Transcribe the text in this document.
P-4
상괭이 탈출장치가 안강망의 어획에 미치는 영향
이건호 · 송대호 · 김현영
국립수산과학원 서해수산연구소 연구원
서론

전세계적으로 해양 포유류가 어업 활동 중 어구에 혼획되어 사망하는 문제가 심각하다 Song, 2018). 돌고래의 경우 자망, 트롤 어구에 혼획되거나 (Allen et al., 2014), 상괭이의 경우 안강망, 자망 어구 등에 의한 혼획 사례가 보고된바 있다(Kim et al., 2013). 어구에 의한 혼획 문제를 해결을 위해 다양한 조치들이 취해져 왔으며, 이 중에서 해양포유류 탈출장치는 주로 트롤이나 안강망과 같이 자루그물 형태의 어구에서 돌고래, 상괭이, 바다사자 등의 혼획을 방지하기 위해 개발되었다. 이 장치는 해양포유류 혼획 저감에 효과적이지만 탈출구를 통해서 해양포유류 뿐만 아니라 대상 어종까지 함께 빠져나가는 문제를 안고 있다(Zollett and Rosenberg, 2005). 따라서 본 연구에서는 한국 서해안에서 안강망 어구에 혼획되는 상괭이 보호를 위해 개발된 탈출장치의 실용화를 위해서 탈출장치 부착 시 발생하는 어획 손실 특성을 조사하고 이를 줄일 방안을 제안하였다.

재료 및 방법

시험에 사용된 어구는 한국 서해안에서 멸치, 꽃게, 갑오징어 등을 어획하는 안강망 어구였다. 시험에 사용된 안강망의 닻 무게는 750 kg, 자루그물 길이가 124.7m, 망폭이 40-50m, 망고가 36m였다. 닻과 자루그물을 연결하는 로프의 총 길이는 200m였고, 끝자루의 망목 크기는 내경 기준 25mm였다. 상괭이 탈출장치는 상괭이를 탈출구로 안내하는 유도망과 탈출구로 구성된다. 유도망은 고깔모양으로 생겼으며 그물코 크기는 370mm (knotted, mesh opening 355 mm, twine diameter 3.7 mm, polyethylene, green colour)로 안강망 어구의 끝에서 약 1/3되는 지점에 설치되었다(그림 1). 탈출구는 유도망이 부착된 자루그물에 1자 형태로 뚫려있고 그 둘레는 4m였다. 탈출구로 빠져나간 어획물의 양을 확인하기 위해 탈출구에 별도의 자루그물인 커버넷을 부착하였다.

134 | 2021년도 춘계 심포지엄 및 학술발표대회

--

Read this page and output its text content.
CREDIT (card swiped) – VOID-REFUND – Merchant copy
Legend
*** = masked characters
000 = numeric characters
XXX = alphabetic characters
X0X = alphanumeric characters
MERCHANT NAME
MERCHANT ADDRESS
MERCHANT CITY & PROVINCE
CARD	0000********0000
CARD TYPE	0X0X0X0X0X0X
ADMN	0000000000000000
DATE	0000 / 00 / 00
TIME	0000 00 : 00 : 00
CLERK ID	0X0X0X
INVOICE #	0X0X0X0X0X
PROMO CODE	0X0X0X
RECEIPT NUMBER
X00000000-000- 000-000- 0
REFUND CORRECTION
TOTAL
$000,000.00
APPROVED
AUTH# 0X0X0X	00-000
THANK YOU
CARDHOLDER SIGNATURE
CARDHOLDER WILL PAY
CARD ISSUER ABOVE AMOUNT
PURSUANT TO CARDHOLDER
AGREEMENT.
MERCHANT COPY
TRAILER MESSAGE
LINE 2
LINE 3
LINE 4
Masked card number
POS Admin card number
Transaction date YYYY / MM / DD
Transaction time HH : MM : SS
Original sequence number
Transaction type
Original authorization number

What you will do> Using the listing above, locate the lines that hold "characters" and copy each one.

Solution to the exercise>
*** = masked characters
000 = numeric characters
XXX = alphabetic characters
X0X = alphanumeric characters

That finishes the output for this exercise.